● **GIVEN EXERCISE**: Search the listing below for "name". Copy each matching line.

● **Dataset rows about figures**:
──────

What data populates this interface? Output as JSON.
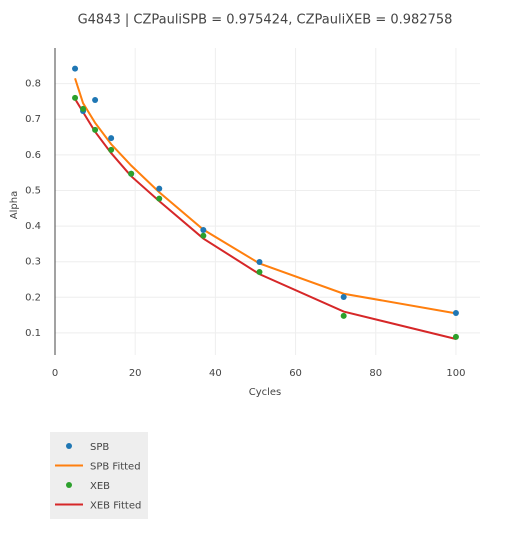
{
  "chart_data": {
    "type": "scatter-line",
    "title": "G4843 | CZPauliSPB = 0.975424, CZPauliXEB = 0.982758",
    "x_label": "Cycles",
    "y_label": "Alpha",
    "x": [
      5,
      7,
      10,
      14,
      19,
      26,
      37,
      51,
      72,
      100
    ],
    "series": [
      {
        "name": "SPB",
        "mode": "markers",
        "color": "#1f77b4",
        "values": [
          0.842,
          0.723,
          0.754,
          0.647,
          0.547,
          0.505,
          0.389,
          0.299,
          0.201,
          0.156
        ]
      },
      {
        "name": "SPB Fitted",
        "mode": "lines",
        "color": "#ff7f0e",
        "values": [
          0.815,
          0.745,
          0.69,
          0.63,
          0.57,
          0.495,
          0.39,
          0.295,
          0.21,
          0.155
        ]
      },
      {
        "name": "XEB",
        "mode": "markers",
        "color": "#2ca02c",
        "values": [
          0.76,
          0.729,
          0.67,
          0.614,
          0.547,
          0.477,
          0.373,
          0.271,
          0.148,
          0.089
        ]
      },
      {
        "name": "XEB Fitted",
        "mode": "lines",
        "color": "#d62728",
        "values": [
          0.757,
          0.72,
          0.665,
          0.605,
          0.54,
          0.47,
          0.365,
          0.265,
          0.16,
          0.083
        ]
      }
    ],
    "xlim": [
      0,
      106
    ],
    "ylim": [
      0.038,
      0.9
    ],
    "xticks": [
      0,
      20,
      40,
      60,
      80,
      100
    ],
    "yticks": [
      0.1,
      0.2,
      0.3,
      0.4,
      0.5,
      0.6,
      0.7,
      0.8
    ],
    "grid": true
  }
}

──────

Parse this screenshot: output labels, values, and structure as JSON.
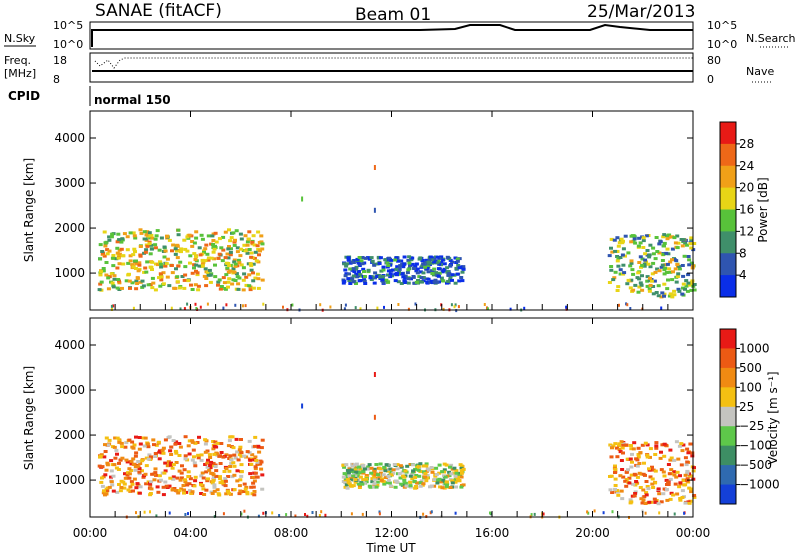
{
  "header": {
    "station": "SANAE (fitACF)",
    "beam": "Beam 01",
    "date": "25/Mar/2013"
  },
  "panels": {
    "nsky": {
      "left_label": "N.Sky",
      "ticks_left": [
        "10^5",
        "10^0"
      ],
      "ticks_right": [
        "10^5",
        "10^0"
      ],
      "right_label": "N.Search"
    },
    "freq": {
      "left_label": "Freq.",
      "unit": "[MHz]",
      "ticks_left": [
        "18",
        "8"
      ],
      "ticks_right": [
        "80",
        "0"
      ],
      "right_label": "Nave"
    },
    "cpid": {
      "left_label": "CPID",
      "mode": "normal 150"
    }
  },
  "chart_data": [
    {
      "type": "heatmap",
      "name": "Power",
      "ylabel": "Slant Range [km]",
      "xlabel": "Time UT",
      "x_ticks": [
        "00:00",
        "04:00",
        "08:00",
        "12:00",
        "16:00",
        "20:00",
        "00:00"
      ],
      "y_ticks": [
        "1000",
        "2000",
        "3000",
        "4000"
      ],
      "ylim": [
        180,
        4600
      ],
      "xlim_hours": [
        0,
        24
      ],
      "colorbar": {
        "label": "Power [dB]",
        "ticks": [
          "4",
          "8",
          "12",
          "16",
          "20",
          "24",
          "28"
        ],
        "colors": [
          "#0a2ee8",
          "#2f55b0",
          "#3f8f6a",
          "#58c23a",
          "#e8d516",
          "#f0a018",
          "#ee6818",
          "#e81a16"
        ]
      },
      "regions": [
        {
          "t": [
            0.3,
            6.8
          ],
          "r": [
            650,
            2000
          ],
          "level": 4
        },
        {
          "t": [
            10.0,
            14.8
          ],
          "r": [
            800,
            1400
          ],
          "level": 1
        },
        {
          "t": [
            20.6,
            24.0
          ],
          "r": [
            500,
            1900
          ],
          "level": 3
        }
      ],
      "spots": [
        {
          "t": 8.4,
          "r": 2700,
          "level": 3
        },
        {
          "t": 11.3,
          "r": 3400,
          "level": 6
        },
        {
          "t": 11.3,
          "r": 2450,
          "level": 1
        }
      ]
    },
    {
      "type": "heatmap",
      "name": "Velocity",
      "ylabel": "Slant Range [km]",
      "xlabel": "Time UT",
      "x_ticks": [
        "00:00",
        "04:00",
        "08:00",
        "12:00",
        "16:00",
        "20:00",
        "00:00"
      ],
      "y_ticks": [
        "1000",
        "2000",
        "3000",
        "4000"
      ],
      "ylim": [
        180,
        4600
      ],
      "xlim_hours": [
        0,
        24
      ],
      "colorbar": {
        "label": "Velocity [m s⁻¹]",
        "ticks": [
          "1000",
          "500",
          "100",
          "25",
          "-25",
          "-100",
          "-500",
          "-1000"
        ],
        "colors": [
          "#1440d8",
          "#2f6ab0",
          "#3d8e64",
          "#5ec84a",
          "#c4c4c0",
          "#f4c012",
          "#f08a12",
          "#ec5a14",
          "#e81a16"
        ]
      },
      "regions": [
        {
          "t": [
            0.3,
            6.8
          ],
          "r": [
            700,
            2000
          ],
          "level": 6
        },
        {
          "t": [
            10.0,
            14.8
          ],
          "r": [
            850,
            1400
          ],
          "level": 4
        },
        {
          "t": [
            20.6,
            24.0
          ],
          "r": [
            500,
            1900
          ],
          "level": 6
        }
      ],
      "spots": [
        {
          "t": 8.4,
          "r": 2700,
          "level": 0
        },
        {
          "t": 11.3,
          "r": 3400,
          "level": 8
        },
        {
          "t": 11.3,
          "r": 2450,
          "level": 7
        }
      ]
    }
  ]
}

──────

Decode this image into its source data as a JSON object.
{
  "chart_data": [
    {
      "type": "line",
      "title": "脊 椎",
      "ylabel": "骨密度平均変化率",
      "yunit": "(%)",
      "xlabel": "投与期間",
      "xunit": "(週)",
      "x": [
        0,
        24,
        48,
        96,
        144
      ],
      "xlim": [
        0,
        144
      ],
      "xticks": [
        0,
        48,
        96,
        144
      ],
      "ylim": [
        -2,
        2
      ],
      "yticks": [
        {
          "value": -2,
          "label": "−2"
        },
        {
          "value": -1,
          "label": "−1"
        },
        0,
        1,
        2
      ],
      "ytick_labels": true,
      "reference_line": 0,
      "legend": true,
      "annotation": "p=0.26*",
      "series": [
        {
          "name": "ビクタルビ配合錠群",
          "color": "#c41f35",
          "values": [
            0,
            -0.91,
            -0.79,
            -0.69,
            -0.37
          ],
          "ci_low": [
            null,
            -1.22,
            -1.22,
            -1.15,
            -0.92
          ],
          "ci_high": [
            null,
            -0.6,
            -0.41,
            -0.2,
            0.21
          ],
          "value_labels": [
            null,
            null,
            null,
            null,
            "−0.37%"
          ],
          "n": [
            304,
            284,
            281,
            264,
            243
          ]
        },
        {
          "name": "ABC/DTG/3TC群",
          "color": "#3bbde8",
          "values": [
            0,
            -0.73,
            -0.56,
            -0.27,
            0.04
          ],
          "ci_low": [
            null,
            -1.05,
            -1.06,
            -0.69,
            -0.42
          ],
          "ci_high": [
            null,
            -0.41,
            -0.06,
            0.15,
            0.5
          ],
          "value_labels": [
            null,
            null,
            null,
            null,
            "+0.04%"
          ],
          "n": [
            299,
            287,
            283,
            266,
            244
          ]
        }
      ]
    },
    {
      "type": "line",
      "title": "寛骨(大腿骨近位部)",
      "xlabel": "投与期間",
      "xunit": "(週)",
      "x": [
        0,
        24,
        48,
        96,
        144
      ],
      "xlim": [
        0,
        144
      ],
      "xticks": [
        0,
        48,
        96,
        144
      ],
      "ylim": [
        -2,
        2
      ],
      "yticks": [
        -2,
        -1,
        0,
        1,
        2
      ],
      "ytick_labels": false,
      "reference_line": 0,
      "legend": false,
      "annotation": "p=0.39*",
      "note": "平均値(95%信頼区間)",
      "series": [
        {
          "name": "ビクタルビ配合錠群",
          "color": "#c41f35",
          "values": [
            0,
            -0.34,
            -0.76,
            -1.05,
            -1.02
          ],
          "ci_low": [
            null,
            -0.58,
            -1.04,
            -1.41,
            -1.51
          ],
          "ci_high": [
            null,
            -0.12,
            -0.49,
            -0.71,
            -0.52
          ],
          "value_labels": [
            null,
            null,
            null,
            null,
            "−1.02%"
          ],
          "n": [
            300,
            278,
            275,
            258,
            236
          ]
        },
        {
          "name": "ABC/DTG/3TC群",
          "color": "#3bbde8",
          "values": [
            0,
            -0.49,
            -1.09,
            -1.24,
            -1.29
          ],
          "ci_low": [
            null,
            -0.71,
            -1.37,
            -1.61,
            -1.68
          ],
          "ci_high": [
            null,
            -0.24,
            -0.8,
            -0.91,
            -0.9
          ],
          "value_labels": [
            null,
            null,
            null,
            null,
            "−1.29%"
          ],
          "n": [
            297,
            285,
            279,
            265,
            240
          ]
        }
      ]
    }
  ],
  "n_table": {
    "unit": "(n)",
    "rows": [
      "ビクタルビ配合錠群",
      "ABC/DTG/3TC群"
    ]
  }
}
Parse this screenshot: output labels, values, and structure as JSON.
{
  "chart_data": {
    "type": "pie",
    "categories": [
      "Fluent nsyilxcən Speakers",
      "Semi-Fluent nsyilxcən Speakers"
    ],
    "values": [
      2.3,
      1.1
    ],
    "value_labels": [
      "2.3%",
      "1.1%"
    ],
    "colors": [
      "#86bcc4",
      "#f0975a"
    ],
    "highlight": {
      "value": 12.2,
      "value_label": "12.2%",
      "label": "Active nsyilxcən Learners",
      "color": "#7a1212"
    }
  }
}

──────

● **REPLY TO THE EXERCISE**:
        "name": "SPB",
        "name": "SPB Fitted",
        "name": "XEB",
        "name": "XEB Fitted",
      "name": "Power",
      "name": "Velocity",
          "name": "ビクタルビ配合錠群",
          "name": "ABC/DTG/3TC群",
          "name": "ビクタルビ配合錠群",
          "name": "ABC/DTG/3TC群",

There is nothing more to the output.